__TASK REQUIREMENTS__:
Review the lines that follow and copy each one that contains the word "счет".

__PROVIDED ENTRIES__:

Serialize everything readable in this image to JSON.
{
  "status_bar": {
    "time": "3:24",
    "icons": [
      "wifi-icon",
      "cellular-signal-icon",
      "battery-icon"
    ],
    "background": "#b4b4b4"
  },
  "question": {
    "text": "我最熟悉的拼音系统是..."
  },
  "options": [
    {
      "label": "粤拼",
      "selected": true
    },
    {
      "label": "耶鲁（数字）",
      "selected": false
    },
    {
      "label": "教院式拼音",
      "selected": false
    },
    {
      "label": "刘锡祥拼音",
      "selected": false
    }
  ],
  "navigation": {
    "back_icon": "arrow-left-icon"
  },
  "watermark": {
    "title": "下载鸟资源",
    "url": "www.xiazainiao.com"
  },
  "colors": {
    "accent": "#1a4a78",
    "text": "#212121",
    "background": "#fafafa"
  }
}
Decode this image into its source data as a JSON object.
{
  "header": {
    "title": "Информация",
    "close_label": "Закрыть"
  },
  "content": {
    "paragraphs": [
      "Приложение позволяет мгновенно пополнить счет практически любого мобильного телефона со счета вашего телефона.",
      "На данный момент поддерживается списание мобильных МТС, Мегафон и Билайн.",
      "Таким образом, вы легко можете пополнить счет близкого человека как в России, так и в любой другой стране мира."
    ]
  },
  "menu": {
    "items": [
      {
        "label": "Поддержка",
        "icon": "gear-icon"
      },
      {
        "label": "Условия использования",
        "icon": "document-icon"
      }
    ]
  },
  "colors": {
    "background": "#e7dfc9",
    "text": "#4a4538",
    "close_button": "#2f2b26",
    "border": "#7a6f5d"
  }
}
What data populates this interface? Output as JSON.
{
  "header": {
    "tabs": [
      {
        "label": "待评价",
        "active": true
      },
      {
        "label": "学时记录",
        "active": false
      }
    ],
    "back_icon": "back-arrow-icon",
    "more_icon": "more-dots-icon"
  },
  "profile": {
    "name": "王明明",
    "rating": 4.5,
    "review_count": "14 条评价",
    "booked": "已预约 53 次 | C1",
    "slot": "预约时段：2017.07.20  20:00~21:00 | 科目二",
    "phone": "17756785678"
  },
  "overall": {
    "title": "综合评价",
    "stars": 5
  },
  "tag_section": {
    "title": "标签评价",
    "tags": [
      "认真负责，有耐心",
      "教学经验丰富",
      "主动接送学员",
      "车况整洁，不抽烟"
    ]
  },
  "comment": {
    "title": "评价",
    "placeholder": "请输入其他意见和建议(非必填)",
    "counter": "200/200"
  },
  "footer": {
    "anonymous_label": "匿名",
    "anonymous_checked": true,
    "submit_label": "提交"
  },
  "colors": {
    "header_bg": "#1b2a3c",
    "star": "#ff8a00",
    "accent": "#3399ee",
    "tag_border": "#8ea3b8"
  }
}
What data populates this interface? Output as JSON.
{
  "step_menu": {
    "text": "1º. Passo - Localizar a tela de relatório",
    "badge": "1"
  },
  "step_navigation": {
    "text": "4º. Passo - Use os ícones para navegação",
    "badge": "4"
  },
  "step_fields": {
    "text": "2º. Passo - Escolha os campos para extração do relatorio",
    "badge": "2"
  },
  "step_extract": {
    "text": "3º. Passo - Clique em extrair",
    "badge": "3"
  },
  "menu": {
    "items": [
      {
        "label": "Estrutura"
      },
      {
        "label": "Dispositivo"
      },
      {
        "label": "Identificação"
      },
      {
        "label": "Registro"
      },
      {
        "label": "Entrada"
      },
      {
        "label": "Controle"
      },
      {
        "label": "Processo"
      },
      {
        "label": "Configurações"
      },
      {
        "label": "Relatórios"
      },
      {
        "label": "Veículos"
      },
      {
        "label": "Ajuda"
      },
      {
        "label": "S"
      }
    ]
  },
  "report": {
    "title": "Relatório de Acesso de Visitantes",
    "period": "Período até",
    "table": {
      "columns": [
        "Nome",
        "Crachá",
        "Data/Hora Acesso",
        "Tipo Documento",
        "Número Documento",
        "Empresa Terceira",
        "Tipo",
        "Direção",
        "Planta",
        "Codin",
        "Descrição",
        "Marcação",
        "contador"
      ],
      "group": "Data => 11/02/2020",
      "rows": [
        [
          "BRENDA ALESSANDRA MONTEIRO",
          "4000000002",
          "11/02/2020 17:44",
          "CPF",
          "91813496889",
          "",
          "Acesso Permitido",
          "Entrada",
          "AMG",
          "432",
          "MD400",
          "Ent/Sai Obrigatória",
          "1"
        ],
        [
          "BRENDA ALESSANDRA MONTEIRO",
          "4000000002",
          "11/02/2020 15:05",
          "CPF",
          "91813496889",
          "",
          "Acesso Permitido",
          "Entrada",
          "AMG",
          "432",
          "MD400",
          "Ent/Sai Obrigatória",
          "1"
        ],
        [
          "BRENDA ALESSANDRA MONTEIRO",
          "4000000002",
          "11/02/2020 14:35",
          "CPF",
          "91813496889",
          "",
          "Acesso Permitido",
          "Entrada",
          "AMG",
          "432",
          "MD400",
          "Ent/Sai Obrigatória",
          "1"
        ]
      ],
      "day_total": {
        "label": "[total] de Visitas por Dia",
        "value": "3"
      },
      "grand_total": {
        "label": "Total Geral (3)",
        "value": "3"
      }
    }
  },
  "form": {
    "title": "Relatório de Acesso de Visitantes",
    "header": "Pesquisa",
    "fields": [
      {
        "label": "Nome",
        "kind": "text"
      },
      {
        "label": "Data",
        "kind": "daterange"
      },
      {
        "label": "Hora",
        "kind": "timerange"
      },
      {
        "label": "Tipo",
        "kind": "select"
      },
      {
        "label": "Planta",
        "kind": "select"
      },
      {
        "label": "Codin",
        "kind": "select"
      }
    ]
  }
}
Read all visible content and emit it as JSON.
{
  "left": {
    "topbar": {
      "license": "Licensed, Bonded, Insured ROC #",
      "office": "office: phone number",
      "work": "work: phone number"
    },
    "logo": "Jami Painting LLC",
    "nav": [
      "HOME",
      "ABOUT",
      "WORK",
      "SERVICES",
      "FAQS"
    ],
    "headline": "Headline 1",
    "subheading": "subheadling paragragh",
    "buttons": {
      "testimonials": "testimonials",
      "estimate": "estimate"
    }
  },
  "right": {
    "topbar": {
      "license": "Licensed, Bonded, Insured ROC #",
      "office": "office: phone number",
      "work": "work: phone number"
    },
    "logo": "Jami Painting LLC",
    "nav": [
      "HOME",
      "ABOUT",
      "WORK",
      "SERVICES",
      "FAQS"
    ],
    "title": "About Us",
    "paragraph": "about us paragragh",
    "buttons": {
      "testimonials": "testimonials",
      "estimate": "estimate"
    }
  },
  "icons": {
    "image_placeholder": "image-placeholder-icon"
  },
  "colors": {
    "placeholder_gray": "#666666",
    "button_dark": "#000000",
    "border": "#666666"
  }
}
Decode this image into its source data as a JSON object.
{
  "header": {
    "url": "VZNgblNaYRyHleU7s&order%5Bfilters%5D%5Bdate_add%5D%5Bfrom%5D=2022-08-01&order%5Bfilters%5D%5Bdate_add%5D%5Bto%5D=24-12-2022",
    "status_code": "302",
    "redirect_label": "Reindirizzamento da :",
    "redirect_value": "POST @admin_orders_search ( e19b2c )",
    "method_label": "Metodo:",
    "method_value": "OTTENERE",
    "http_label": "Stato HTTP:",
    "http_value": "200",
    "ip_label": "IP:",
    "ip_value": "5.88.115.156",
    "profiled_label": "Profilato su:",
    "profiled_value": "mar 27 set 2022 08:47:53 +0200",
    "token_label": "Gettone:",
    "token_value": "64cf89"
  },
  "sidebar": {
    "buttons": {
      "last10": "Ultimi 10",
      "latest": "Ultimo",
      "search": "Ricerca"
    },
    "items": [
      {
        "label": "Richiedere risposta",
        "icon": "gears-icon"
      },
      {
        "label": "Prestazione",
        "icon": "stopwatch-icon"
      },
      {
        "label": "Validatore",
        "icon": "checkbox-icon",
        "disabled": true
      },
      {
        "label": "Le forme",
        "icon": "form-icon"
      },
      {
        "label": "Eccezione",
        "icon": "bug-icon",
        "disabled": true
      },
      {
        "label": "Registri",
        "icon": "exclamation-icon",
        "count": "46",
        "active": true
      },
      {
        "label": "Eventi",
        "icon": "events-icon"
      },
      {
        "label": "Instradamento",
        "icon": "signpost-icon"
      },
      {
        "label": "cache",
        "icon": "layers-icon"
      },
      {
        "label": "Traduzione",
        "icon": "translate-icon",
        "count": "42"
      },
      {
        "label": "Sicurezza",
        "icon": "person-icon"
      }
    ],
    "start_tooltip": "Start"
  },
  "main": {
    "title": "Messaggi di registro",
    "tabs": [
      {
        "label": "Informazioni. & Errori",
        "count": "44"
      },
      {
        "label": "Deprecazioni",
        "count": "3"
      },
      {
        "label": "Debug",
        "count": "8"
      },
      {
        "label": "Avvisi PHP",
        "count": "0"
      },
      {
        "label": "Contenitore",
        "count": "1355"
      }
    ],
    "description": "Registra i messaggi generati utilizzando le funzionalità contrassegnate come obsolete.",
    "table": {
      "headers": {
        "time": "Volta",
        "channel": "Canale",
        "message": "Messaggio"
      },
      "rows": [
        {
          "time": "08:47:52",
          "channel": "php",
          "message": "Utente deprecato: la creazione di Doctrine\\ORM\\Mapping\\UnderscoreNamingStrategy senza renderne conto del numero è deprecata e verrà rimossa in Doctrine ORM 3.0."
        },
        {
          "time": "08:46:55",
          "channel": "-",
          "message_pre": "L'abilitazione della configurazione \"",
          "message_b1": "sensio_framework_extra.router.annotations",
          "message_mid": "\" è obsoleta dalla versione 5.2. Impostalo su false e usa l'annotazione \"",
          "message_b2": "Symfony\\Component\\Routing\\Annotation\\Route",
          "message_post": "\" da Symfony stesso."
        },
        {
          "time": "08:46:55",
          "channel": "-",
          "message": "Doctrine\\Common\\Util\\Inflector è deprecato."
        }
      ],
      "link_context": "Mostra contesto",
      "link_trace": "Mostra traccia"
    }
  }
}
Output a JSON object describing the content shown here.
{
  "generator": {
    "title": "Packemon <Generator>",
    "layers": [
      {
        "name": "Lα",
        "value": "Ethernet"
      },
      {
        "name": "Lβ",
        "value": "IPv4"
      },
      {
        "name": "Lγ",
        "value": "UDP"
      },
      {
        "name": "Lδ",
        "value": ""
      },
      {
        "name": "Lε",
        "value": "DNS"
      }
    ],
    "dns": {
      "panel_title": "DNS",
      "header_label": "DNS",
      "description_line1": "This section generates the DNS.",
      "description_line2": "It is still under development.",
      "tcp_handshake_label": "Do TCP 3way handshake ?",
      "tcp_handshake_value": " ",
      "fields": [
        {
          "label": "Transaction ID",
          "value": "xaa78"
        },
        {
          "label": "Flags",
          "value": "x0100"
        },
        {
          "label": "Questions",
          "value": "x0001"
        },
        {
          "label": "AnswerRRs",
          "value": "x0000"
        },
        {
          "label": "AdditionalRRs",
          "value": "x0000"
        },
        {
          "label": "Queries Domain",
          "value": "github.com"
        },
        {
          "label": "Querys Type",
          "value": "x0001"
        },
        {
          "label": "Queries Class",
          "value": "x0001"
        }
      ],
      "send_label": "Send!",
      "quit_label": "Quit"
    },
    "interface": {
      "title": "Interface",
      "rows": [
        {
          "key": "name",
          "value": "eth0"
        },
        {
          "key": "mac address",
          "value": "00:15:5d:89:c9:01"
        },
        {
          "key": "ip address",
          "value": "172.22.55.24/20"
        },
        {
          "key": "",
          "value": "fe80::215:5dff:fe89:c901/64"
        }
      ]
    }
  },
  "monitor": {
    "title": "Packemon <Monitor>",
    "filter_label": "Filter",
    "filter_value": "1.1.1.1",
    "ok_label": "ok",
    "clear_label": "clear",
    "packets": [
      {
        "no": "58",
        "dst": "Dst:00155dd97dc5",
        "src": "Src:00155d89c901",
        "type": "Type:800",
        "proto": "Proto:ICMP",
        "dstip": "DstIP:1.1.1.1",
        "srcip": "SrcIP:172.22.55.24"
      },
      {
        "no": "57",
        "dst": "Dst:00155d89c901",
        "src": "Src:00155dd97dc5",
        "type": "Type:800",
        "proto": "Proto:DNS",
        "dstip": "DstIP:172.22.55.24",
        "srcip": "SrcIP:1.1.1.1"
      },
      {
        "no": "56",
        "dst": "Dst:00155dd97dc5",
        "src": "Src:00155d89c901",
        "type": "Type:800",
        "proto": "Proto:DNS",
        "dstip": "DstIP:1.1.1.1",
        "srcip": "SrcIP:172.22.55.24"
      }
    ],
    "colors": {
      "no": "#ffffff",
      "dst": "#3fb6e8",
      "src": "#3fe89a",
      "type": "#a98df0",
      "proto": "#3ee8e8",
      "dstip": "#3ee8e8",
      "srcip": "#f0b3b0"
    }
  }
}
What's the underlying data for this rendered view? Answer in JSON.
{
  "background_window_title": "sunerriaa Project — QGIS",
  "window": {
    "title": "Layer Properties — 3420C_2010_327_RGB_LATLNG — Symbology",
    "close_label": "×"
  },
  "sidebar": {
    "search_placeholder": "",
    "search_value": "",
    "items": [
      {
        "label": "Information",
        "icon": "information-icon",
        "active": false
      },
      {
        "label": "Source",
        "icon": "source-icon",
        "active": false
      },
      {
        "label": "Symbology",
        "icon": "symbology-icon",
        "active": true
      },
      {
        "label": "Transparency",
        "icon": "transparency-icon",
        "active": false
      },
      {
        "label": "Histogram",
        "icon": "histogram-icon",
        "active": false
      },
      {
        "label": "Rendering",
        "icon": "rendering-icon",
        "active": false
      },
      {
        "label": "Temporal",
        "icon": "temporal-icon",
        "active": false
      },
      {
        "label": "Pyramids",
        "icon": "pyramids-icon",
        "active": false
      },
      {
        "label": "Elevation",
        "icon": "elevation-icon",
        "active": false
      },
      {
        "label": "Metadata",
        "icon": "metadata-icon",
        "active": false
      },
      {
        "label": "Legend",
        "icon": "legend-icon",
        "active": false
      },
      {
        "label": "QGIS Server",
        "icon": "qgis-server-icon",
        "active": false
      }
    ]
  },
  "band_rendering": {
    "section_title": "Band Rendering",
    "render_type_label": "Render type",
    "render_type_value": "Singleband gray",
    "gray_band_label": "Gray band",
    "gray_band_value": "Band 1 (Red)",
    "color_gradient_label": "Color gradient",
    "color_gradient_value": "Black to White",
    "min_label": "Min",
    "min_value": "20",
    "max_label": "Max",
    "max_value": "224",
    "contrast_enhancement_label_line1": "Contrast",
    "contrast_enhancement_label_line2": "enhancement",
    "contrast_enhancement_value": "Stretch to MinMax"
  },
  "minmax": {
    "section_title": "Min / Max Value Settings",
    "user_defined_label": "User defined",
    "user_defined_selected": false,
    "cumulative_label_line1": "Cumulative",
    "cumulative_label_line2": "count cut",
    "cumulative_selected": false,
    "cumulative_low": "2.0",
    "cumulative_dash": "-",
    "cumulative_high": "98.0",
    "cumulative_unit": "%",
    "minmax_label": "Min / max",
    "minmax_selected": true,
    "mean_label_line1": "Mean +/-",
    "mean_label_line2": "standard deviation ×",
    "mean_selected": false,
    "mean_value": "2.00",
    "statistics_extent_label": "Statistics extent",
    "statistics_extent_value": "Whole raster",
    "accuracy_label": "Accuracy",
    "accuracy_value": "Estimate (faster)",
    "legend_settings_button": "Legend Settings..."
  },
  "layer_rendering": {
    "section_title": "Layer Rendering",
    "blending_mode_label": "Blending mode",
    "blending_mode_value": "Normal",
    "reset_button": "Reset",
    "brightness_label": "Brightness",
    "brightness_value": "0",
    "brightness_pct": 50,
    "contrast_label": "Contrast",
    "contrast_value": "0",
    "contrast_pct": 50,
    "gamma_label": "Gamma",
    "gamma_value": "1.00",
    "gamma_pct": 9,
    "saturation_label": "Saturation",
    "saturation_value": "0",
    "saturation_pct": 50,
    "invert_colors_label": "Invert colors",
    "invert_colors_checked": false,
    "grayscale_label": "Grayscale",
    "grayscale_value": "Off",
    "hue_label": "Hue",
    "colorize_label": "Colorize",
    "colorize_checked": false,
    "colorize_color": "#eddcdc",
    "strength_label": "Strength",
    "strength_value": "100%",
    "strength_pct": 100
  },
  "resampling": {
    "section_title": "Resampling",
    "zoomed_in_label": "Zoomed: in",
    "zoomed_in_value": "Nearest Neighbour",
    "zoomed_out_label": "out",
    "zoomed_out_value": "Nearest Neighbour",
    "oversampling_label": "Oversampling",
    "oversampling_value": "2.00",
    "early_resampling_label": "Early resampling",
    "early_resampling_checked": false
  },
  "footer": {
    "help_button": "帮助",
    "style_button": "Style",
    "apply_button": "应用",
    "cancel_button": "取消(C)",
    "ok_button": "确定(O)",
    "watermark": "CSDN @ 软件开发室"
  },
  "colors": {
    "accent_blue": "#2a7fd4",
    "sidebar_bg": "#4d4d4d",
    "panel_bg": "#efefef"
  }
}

__RIGHT ANSWER__:
      "Приложение позволяет мгновенно пополнить счет практически любого мобильного телефона со счета вашего телефона.",
      "Таким образом, вы легко можете пополнить счет близкого человека как в России, так и в любой другой стране мира."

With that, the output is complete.